> _Short exercise_
Exactly reproduce the lines beginning with the line that includes "What text is on this page?" and ending with the last line of the data.

Raw records:
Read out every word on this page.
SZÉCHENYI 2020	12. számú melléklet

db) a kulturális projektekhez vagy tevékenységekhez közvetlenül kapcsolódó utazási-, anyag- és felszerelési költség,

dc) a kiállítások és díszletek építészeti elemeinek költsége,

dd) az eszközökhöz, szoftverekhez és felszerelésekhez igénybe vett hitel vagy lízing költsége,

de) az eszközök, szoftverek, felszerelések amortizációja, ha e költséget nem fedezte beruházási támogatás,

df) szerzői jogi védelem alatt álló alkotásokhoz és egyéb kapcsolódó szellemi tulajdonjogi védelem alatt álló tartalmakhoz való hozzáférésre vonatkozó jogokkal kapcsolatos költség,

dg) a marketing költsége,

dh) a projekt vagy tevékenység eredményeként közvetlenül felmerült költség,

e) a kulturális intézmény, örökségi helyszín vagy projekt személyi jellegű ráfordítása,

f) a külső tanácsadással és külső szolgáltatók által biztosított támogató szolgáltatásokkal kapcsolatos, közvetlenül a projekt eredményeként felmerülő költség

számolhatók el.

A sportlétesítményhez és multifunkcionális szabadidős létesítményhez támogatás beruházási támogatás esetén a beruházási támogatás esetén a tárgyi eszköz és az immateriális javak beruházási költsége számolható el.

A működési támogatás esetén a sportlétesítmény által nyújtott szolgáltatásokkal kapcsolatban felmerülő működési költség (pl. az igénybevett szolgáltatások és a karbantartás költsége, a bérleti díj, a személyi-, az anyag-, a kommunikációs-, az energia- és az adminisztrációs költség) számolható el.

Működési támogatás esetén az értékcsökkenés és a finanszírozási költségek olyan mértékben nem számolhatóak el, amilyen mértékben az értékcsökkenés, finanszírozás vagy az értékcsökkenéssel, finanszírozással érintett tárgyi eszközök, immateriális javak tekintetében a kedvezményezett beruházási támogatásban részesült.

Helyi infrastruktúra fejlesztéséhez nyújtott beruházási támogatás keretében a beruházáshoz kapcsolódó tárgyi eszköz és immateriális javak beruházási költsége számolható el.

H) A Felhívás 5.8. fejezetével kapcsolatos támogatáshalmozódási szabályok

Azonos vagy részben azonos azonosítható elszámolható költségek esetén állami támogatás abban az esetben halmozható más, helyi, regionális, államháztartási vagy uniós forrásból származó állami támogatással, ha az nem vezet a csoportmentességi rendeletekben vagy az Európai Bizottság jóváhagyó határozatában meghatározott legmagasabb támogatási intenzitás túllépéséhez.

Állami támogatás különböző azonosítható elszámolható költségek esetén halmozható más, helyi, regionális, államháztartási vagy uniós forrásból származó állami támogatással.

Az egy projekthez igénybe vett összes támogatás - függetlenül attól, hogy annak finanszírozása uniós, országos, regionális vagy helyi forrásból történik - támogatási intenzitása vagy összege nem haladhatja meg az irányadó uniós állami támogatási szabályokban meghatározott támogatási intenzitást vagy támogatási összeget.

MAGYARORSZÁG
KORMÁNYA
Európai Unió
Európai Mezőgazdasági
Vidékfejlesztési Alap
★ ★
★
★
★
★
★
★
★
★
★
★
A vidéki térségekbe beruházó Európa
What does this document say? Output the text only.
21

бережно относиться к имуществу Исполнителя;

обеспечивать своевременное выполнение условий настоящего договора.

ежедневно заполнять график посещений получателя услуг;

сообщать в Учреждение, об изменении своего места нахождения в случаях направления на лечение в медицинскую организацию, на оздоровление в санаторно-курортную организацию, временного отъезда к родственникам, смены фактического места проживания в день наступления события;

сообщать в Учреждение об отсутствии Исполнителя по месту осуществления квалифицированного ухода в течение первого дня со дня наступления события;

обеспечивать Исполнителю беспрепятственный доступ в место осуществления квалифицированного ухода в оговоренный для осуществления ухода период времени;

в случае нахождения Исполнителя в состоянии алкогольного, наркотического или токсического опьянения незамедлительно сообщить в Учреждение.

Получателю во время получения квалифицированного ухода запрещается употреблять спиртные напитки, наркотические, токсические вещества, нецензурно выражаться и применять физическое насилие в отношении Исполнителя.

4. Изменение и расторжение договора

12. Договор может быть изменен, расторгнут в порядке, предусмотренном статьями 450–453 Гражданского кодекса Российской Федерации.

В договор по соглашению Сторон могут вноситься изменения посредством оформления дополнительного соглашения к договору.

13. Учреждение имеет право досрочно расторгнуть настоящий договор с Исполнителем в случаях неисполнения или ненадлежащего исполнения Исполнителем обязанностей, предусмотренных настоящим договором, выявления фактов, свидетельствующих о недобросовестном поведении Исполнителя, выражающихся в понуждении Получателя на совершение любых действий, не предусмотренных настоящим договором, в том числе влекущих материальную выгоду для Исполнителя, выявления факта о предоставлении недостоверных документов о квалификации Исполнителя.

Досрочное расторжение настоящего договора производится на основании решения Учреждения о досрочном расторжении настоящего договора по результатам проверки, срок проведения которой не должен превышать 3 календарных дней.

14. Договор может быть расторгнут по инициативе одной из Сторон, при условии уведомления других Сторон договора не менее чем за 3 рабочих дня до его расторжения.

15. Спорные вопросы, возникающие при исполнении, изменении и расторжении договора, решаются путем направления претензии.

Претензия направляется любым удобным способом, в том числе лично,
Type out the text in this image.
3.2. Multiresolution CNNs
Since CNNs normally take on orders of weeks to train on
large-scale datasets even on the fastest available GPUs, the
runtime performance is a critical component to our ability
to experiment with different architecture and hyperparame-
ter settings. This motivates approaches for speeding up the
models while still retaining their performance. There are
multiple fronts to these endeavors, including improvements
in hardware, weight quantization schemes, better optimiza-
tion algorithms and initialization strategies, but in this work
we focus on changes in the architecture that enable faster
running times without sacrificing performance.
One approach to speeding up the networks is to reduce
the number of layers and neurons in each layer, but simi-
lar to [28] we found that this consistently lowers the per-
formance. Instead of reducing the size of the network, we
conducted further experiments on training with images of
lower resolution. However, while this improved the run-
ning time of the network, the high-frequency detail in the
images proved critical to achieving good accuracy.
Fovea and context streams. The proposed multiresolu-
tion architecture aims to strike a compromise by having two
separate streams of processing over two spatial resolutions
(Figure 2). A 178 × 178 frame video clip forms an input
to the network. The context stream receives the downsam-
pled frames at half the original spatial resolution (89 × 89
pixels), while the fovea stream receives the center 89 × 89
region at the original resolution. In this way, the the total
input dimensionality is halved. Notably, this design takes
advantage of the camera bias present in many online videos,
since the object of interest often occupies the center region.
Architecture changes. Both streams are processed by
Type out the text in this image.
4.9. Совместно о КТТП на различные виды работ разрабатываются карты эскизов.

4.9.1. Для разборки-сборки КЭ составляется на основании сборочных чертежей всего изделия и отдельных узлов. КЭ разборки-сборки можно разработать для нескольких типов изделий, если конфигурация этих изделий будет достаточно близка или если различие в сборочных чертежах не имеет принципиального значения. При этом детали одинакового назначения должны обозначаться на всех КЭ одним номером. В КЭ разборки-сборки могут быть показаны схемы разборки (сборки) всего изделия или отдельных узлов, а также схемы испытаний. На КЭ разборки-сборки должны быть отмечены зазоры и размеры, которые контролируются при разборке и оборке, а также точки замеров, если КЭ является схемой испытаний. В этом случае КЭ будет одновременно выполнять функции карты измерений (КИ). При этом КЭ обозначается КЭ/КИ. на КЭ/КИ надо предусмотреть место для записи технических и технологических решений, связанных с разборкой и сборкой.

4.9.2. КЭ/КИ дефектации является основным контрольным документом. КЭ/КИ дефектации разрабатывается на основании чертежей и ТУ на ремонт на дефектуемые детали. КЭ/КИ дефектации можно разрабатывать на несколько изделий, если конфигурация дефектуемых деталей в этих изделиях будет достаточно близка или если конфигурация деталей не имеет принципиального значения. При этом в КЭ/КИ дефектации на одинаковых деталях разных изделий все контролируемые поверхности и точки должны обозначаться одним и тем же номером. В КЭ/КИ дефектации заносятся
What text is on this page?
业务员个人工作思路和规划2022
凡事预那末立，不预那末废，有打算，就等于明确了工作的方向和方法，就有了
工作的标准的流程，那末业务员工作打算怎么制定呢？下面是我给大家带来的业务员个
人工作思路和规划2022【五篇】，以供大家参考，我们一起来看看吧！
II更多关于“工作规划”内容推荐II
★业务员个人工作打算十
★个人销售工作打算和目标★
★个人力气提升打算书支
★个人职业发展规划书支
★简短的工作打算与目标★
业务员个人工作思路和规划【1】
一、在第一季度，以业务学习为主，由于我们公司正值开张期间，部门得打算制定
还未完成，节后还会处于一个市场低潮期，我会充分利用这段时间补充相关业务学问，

> _Exercise answer_
What text is on this page?
业务员个人工作思路和规划2022
凡事预那末立，不预那末废，有打算，就等于明确了工作的方向和方法，就有了
工作的标准的流程，那末业务员工作打算怎么制定呢？下面是我给大家带来的业务员个
人工作思路和规划2022【五篇】，以供大家参考，我们一起来看看吧！
II更多关于“工作规划”内容推荐II
★业务员个人工作打算十
★个人销售工作打算和目标★
★个人力气提升打算书支
★个人职业发展规划书支
★简短的工作打算与目标★
业务员个人工作思路和规划【1】
一、在第一季度，以业务学习为主，由于我们公司正值开张期间，部门得打算制定
还未完成，节后还会处于一个市场低潮期，我会充分利用这段时间补充相关业务学问，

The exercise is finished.